Figure record listings:
┄┄┄┄┄┄
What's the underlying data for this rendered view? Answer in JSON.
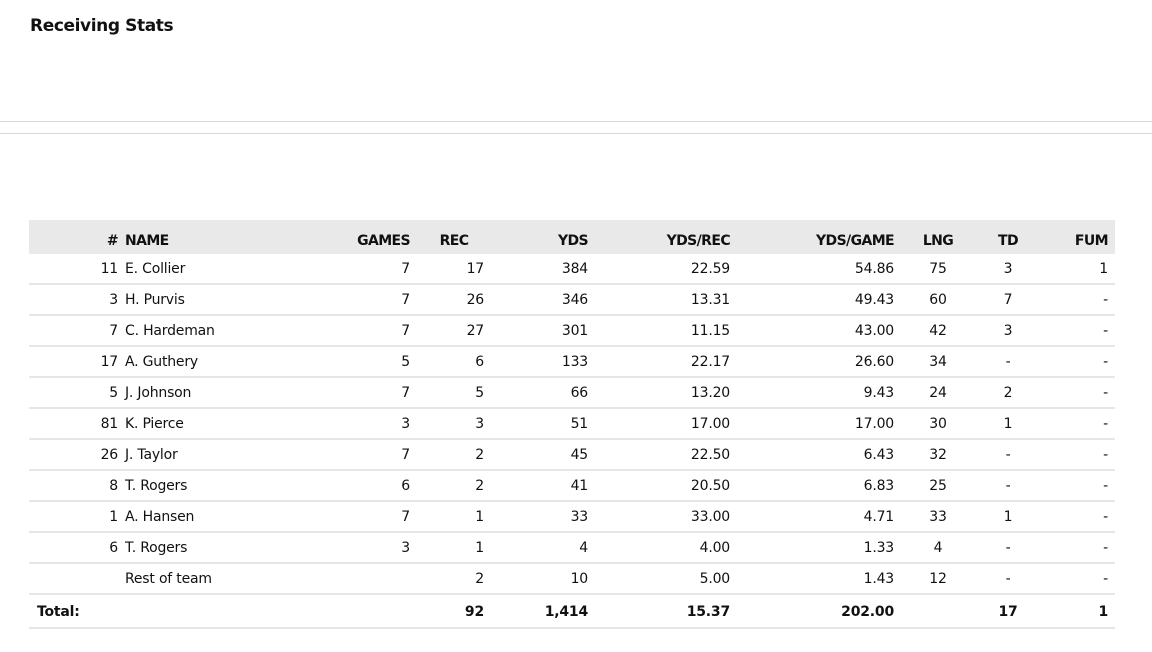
{
  "page": {
    "title": "Receiving Stats"
  },
  "table": {
    "headers": {
      "num": "#",
      "name": "NAME",
      "games": "GAMES",
      "rec": "REC",
      "yds": "YDS",
      "yds_rec": "YDS/REC",
      "yds_game": "YDS/GAME",
      "lng": "LNG",
      "td": "TD",
      "fum": "FUM"
    },
    "rows": [
      {
        "num": "11",
        "name": "E. Collier",
        "games": "7",
        "rec": "17",
        "yds": "384",
        "yds_rec": "22.59",
        "yds_game": "54.86",
        "lng": "75",
        "td": "3",
        "fum": "1"
      },
      {
        "num": "3",
        "name": "H. Purvis",
        "games": "7",
        "rec": "26",
        "yds": "346",
        "yds_rec": "13.31",
        "yds_game": "49.43",
        "lng": "60",
        "td": "7",
        "fum": "-"
      },
      {
        "num": "7",
        "name": "C. Hardeman",
        "games": "7",
        "rec": "27",
        "yds": "301",
        "yds_rec": "11.15",
        "yds_game": "43.00",
        "lng": "42",
        "td": "3",
        "fum": "-"
      },
      {
        "num": "17",
        "name": "A. Guthery",
        "games": "5",
        "rec": "6",
        "yds": "133",
        "yds_rec": "22.17",
        "yds_game": "26.60",
        "lng": "34",
        "td": "-",
        "fum": "-"
      },
      {
        "num": "5",
        "name": "J. Johnson",
        "games": "7",
        "rec": "5",
        "yds": "66",
        "yds_rec": "13.20",
        "yds_game": "9.43",
        "lng": "24",
        "td": "2",
        "fum": "-"
      },
      {
        "num": "81",
        "name": "K. Pierce",
        "games": "3",
        "rec": "3",
        "yds": "51",
        "yds_rec": "17.00",
        "yds_game": "17.00",
        "lng": "30",
        "td": "1",
        "fum": "-"
      },
      {
        "num": "26",
        "name": "J. Taylor",
        "games": "7",
        "rec": "2",
        "yds": "45",
        "yds_rec": "22.50",
        "yds_game": "6.43",
        "lng": "32",
        "td": "-",
        "fum": "-"
      },
      {
        "num": "8",
        "name": "T. Rogers",
        "games": "6",
        "rec": "2",
        "yds": "41",
        "yds_rec": "20.50",
        "yds_game": "6.83",
        "lng": "25",
        "td": "-",
        "fum": "-"
      },
      {
        "num": "1",
        "name": "A. Hansen",
        "games": "7",
        "rec": "1",
        "yds": "33",
        "yds_rec": "33.00",
        "yds_game": "4.71",
        "lng": "33",
        "td": "1",
        "fum": "-"
      },
      {
        "num": "6",
        "name": "T. Rogers",
        "games": "3",
        "rec": "1",
        "yds": "4",
        "yds_rec": "4.00",
        "yds_game": "1.33",
        "lng": "4",
        "td": "-",
        "fum": "-"
      },
      {
        "num": "",
        "name": "Rest of team",
        "games": "",
        "rec": "2",
        "yds": "10",
        "yds_rec": "5.00",
        "yds_game": "1.43",
        "lng": "12",
        "td": "-",
        "fum": "-"
      }
    ],
    "total": {
      "label": "Total:",
      "rec": "92",
      "yds": "1,414",
      "yds_rec": "15.37",
      "yds_game": "202.00",
      "lng": "",
      "td": "17",
      "fum": "1"
    }
  }
}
┄┄┄┄┄┄
Exercise task: Print each entry shown above with exact wording and no pictures.

Response:
What's the underlying data for this rendered view? Answer in JSON.
{
  "page": {
    "title": "Receiving Stats"
  },
  "table": {
    "headers": {
      "num": "#",
      "name": "NAME",
      "games": "GAMES",
      "rec": "REC",
      "yds": "YDS",
      "yds_rec": "YDS/REC",
      "yds_game": "YDS/GAME",
      "lng": "LNG",
      "td": "TD",
      "fum": "FUM"
    },
    "rows": [
      {
        "num": "11",
        "name": "E. Collier",
        "games": "7",
        "rec": "17",
        "yds": "384",
        "yds_rec": "22.59",
        "yds_game": "54.86",
        "lng": "75",
        "td": "3",
        "fum": "1"
      },
      {
        "num": "3",
        "name": "H. Purvis",
        "games": "7",
        "rec": "26",
        "yds": "346",
        "yds_rec": "13.31",
        "yds_game": "49.43",
        "lng": "60",
        "td": "7",
        "fum": "-"
      },
      {
        "num": "7",
        "name": "C. Hardeman",
        "games": "7",
        "rec": "27",
        "yds": "301",
        "yds_rec": "11.15",
        "yds_game": "43.00",
        "lng": "42",
        "td": "3",
        "fum": "-"
      },
      {
        "num": "17",
        "name": "A. Guthery",
        "games": "5",
        "rec": "6",
        "yds": "133",
        "yds_rec": "22.17",
        "yds_game": "26.60",
        "lng": "34",
        "td": "-",
        "fum": "-"
      },
      {
        "num": "5",
        "name": "J. Johnson",
        "games": "7",
        "rec": "5",
        "yds": "66",
        "yds_rec": "13.20",
        "yds_game": "9.43",
        "lng": "24",
        "td": "2",
        "fum": "-"
      },
      {
        "num": "81",
        "name": "K. Pierce",
        "games": "3",
        "rec": "3",
        "yds": "51",
        "yds_rec": "17.00",
        "yds_game": "17.00",
        "lng": "30",
        "td": "1",
        "fum": "-"
      },
      {
        "num": "26",
        "name": "J. Taylor",
        "games": "7",
        "rec": "2",
        "yds": "45",
        "yds_rec": "22.50",
        "yds_game": "6.43",
        "lng": "32",
        "td": "-",
        "fum": "-"
      },
      {
        "num": "8",
        "name": "T. Rogers",
        "games": "6",
        "rec": "2",
        "yds": "41",
        "yds_rec": "20.50",
        "yds_game": "6.83",
        "lng": "25",
        "td": "-",
        "fum": "-"
      },
      {
        "num": "1",
        "name": "A. Hansen",
        "games": "7",
        "rec": "1",
        "yds": "33",
        "yds_rec": "33.00",
        "yds_game": "4.71",
        "lng": "33",
        "td": "1",
        "fum": "-"
      },
      {
        "num": "6",
        "name": "T. Rogers",
        "games": "3",
        "rec": "1",
        "yds": "4",
        "yds_rec": "4.00",
        "yds_game": "1.33",
        "lng": "4",
        "td": "-",
        "fum": "-"
      },
      {
        "num": "",
        "name": "Rest of team",
        "games": "",
        "rec": "2",
        "yds": "10",
        "yds_rec": "5.00",
        "yds_game": "1.43",
        "lng": "12",
        "td": "-",
        "fum": "-"
      }
    ],
    "total": {
      "label": "Total:",
      "rec": "92",
      "yds": "1,414",
      "yds_rec": "15.37",
      "yds_game": "202.00",
      "lng": "",
      "td": "17",
      "fum": "1"
    }
  }
}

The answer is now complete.